## [Problem description]
Scan the records and identify every line in which the string "γλώσσα" occurs, then return those lines.

========

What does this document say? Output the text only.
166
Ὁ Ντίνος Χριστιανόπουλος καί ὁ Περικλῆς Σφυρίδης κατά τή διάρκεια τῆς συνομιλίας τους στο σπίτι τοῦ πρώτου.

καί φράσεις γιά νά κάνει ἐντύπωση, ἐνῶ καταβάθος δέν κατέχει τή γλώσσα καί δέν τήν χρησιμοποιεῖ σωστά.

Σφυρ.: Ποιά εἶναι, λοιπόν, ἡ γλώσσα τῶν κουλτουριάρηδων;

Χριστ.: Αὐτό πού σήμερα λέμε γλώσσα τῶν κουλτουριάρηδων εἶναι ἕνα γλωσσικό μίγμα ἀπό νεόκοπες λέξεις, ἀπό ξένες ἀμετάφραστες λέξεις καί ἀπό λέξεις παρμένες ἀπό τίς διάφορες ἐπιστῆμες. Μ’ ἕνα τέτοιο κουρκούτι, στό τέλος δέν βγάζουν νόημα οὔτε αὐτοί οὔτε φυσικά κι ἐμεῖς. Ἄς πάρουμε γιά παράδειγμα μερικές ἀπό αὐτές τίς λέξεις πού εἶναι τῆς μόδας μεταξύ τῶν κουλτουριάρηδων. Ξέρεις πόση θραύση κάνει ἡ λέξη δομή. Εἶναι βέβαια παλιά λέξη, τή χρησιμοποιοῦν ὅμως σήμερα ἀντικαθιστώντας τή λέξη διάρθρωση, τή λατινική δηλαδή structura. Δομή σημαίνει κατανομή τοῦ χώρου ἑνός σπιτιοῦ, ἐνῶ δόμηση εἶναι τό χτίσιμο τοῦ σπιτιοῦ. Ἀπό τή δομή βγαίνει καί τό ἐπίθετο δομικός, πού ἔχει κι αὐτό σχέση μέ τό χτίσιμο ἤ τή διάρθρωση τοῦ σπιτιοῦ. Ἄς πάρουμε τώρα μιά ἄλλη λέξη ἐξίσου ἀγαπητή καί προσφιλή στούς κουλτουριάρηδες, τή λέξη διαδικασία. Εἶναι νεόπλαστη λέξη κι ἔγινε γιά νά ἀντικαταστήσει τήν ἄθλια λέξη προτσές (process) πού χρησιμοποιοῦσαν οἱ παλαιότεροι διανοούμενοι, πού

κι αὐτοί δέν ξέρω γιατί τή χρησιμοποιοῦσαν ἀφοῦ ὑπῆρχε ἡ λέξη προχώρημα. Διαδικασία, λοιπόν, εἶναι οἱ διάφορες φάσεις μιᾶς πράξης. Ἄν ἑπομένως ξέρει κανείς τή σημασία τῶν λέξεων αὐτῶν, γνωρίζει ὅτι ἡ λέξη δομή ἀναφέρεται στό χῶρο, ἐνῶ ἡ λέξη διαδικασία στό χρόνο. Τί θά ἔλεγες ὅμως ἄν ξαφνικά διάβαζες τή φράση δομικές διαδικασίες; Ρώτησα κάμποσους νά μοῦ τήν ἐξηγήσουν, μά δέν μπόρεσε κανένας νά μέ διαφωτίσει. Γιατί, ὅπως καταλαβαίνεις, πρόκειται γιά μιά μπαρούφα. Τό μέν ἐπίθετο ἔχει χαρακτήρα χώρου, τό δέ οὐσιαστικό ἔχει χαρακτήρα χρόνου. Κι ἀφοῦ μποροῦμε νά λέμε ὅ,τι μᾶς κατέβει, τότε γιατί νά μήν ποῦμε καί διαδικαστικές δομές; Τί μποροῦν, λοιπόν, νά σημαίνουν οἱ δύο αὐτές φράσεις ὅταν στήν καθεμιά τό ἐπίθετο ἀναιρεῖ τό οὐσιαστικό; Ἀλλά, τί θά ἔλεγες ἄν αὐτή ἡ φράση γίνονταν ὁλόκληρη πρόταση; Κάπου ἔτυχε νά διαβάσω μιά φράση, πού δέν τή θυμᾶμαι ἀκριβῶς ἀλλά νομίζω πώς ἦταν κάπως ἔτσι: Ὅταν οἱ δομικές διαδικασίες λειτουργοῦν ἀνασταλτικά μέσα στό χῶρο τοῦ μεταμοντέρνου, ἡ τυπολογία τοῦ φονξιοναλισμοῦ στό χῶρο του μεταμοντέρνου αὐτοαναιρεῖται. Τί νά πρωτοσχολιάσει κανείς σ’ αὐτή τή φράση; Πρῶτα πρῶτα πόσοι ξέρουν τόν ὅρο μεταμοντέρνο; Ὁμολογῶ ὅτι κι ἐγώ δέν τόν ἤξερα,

========

## [Answer to this exercise]
καί φράσεις γιά νά κάνει ἐντύπωση, ἐνῶ καταβάθος δέν κατέχει τή γλώσσα καί δέν τήν χρησιμοποιεῖ σωστά.
Σφυρ.: Ποιά εἶναι, λοιπόν, ἡ γλώσσα τῶν κουλτουριάρηδων;
Χριστ.: Αὐτό πού σήμερα λέμε γλώσσα τῶν κουλτουριάρηδων εἶναι ἕνα γλωσσικό μίγμα ἀπό νεόκοπες λέξεις, ἀπό ξένες ἀμετάφραστες λέξεις καί ἀπό λέξεις παρμένες ἀπό τίς διάφορες ἐπιστῆμες. Μ’ ἕνα τέτοιο κουρκούτι, στό τέλος δέν βγάζουν νόημα οὔτε αὐτοί οὔτε φυσικά κι ἐμεῖς. Ἄς πάρουμε γιά παράδειγμα μερικές ἀπό αὐτές τίς λέξεις πού εἶναι τῆς μόδας μεταξύ τῶν κουλτουριάρηδων. Ξέρεις πόση θραύση κάνει ἡ λέξη δομή. Εἶναι βέβαια παλιά λέξη, τή χρησιμοποιοῦν ὅμως σήμερα ἀντικαθιστώντας τή λέξη διάρθρωση, τή λατινική δηλαδή structura. Δομή σημαίνει κατανομή τοῦ χώρου ἑνός σπιτιοῦ, ἐνῶ δόμηση εἶναι τό χτίσιμο τοῦ σπιτιοῦ. Ἀπό τή δομή βγαίνει καί τό ἐπίθετο δομικός, πού ἔχει κι αὐτό σχέση μέ τό χτίσιμο ἤ τή διάρθρωση τοῦ σπιτιοῦ. Ἄς πάρουμε τώρα μιά ἄλλη λέξη ἐξίσου ἀγαπητή καί προσφιλή στούς κουλτουριάρηδες, τή λέξη διαδικασία. Εἶναι νεόπλαστη λέξη κι ἔγινε γιά νά ἀντικαταστήσει τήν ἄθλια λέξη προτσές (process) πού χρησιμοποιοῦσαν οἱ παλαιότεροι διανοούμενοι, πού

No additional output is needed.